Work out the number of lines with "polarizers" in them. Reply with that number and no other words.

START RAW DATA

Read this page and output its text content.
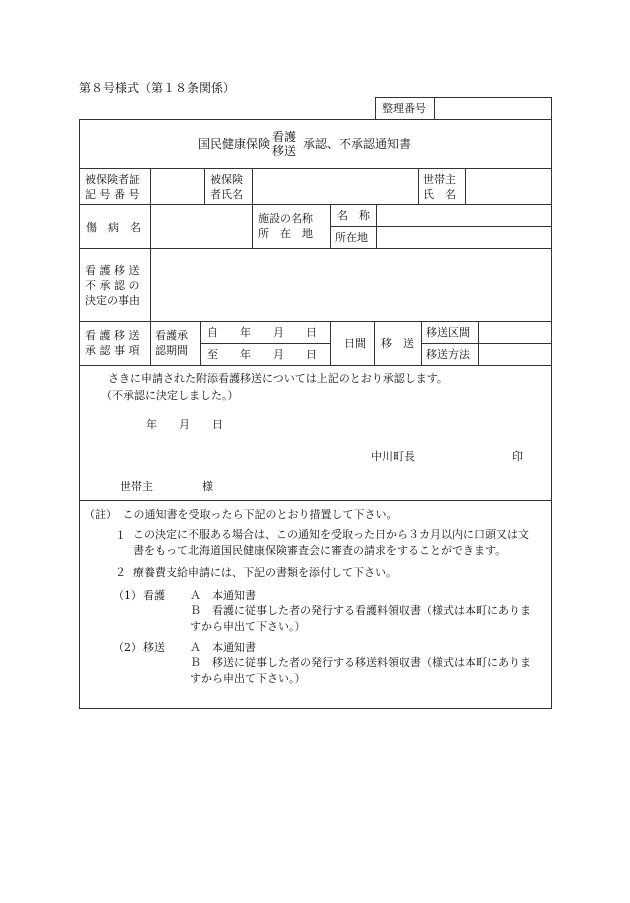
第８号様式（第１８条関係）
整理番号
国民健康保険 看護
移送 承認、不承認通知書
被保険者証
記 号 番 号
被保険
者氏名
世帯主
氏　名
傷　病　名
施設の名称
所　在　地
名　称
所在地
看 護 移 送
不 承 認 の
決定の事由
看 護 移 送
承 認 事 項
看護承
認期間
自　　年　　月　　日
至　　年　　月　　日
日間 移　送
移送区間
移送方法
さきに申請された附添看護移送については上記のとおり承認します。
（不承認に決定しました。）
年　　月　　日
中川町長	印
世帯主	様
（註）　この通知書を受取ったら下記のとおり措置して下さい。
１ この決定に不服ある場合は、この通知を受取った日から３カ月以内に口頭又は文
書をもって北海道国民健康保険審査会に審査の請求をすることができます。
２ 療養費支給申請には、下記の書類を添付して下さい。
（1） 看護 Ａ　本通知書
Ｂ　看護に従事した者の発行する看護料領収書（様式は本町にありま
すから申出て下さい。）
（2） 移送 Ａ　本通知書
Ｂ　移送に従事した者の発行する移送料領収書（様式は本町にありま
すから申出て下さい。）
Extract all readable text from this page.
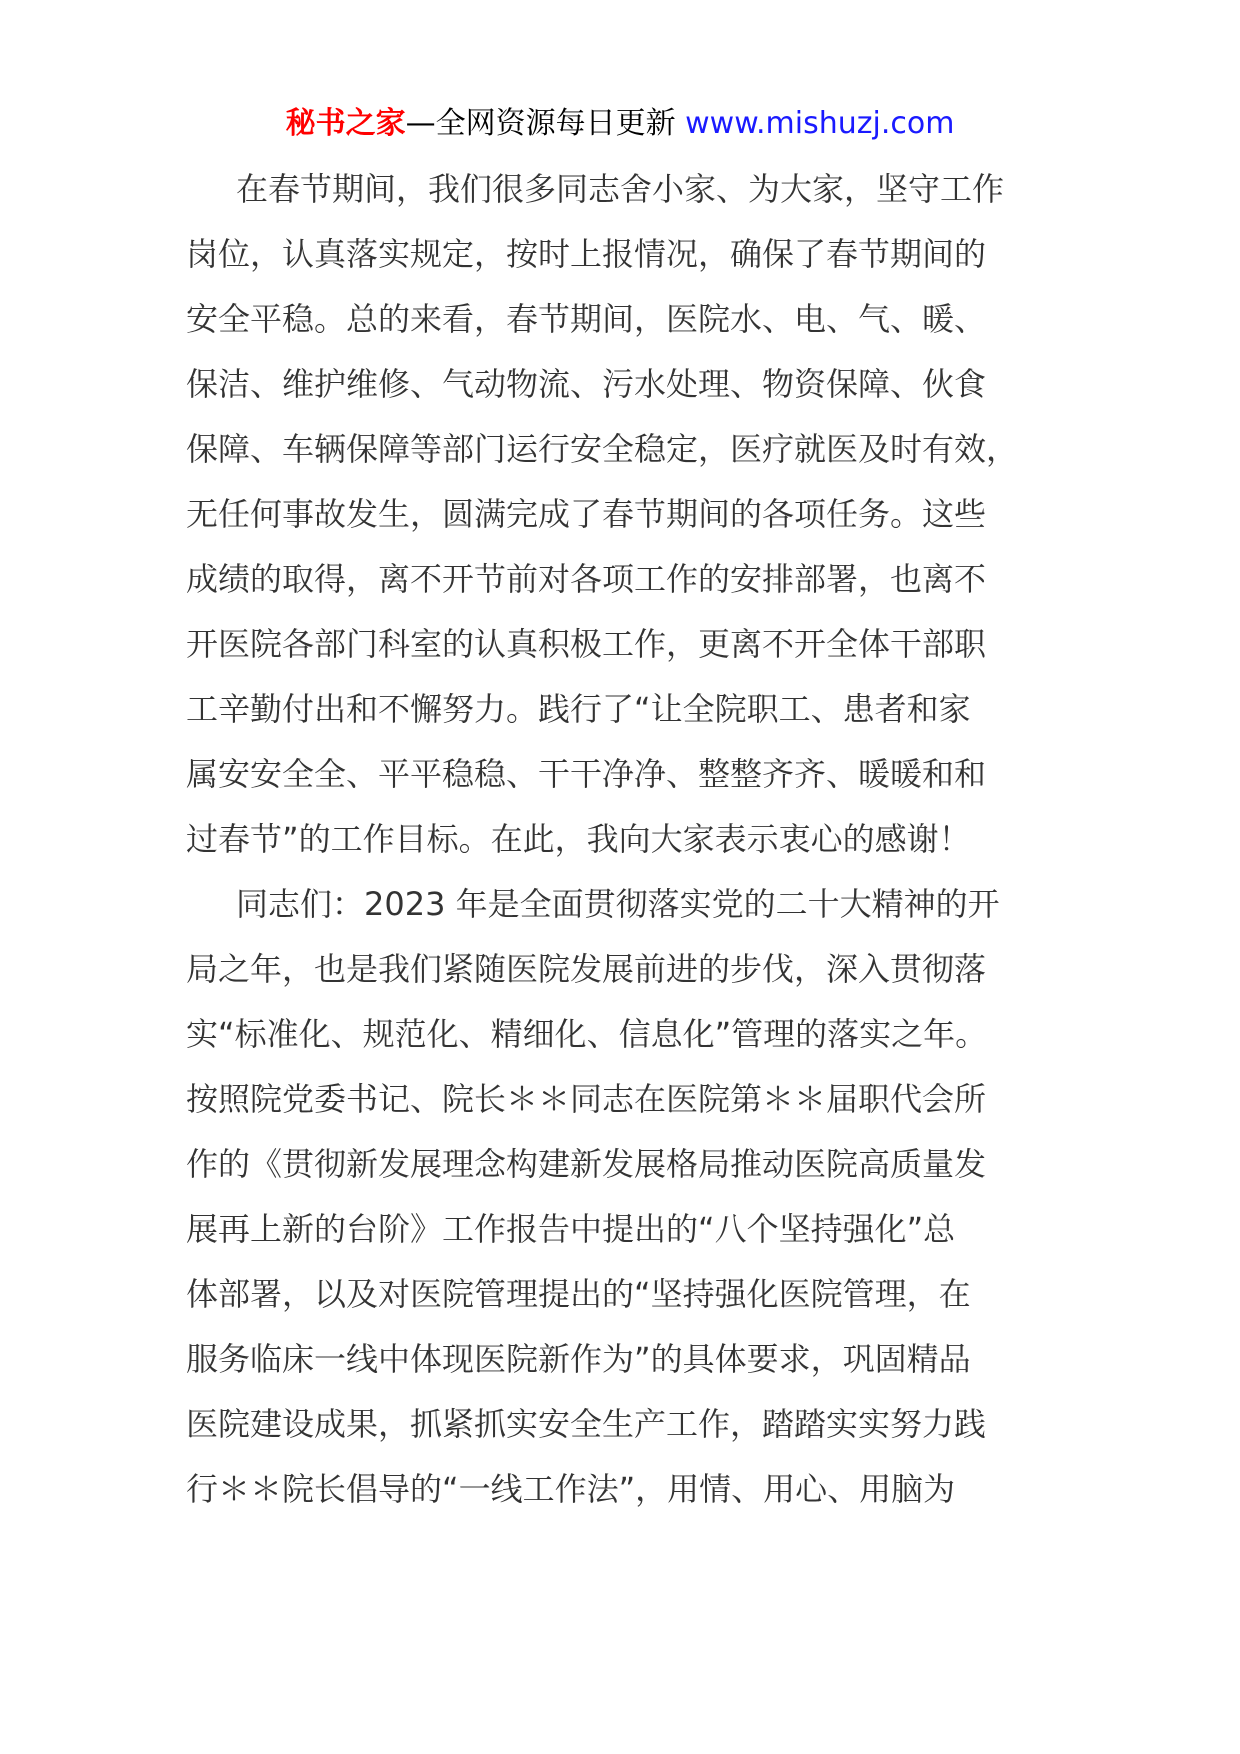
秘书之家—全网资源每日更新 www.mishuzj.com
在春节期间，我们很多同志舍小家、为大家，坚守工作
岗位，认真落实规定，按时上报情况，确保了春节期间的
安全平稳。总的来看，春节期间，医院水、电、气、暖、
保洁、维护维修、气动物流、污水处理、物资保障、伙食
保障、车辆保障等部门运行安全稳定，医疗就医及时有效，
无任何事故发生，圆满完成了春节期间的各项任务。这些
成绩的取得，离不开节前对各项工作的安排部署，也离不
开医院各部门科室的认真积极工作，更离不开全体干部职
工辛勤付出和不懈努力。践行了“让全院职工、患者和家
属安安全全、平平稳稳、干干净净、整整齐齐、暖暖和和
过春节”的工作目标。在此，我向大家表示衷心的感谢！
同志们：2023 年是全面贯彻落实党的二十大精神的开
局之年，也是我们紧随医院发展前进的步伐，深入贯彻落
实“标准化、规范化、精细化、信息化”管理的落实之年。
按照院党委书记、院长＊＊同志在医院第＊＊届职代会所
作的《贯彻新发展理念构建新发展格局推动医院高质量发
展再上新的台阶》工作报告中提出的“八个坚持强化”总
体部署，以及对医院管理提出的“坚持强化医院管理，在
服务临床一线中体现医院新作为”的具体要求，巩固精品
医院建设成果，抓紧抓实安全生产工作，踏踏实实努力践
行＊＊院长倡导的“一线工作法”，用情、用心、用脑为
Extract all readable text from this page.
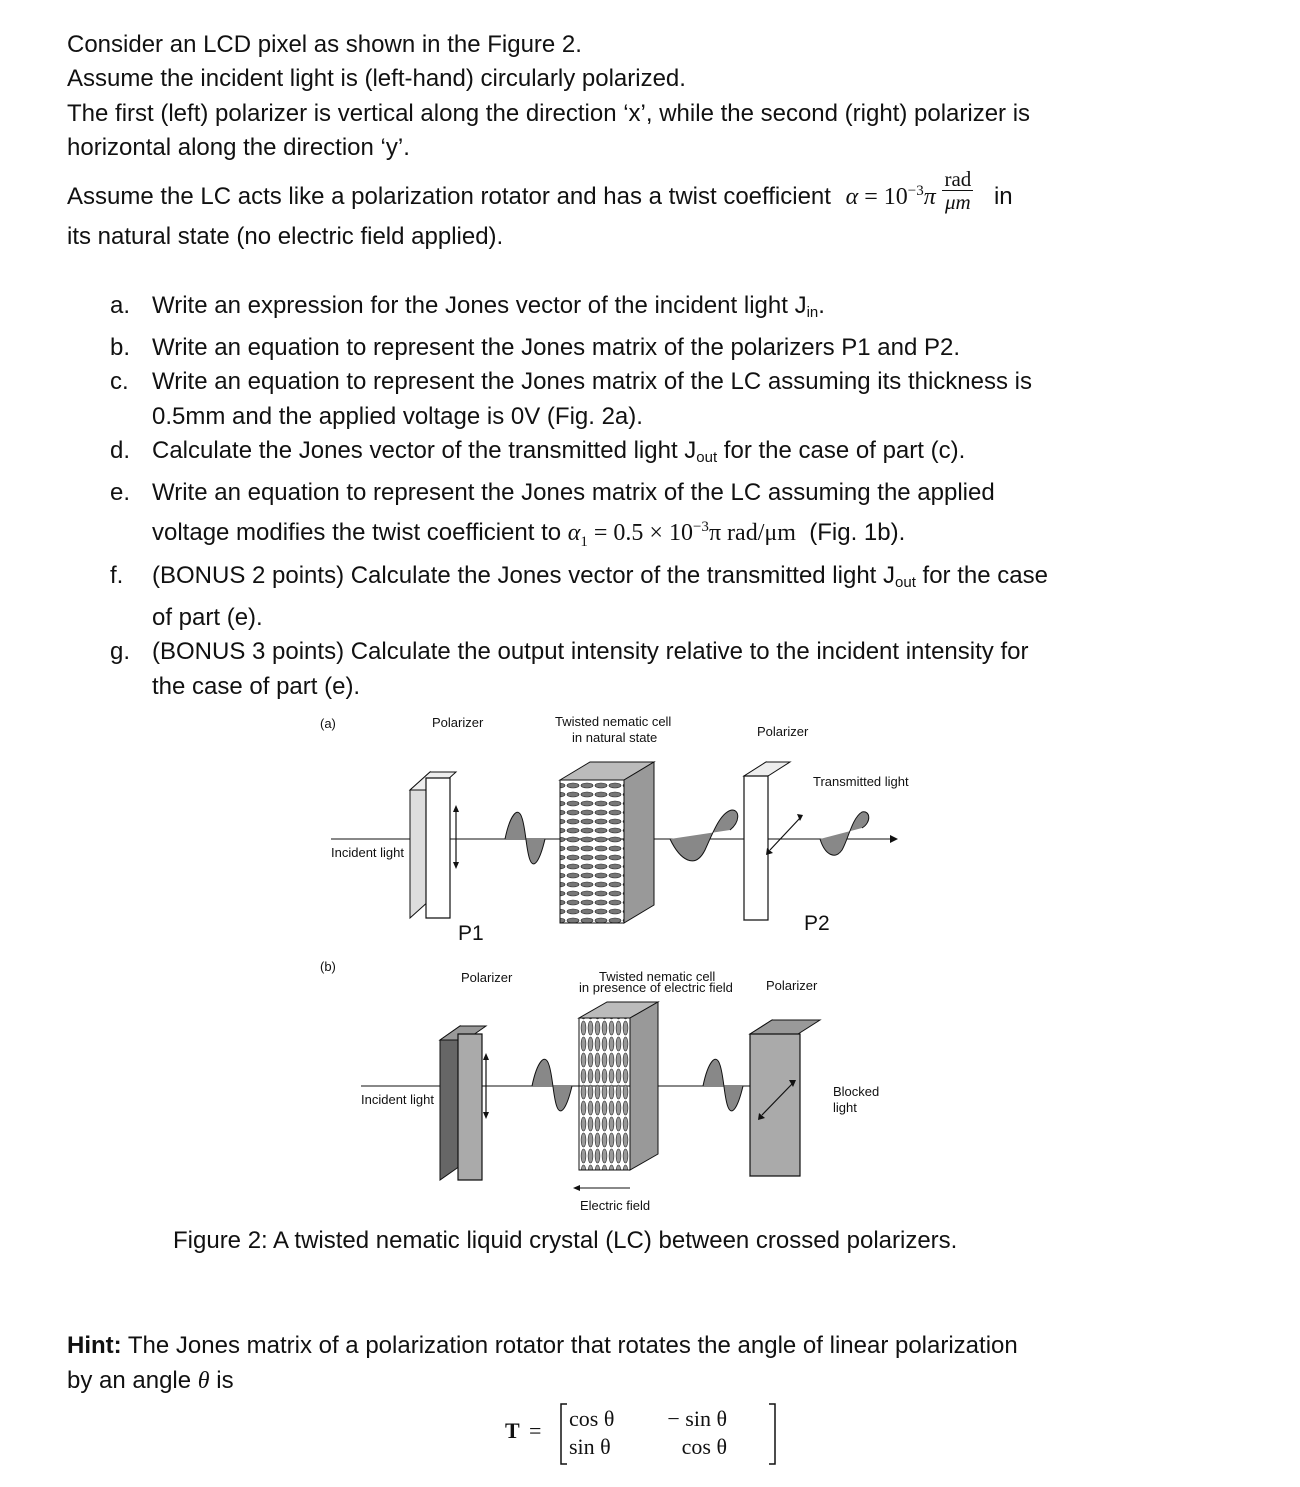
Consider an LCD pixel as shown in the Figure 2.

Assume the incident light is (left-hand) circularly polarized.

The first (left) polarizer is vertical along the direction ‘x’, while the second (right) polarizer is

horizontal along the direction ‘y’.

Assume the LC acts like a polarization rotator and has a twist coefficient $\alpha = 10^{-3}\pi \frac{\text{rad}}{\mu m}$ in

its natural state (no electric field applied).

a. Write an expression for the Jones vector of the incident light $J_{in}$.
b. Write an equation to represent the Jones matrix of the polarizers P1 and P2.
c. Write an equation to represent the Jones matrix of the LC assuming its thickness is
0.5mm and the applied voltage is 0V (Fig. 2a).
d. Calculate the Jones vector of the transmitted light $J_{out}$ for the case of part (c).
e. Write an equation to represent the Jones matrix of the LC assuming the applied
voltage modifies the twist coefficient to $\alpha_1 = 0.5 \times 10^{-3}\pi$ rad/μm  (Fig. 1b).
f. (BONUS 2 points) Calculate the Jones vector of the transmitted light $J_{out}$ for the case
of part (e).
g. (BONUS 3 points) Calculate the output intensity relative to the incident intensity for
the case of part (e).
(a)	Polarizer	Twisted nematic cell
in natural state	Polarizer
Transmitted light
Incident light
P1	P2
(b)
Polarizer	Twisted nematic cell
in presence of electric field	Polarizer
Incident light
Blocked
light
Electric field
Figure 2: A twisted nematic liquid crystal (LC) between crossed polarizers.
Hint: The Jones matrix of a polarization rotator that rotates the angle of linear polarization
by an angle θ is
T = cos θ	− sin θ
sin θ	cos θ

END RAW DATA

SOLUTION BELOW >> 2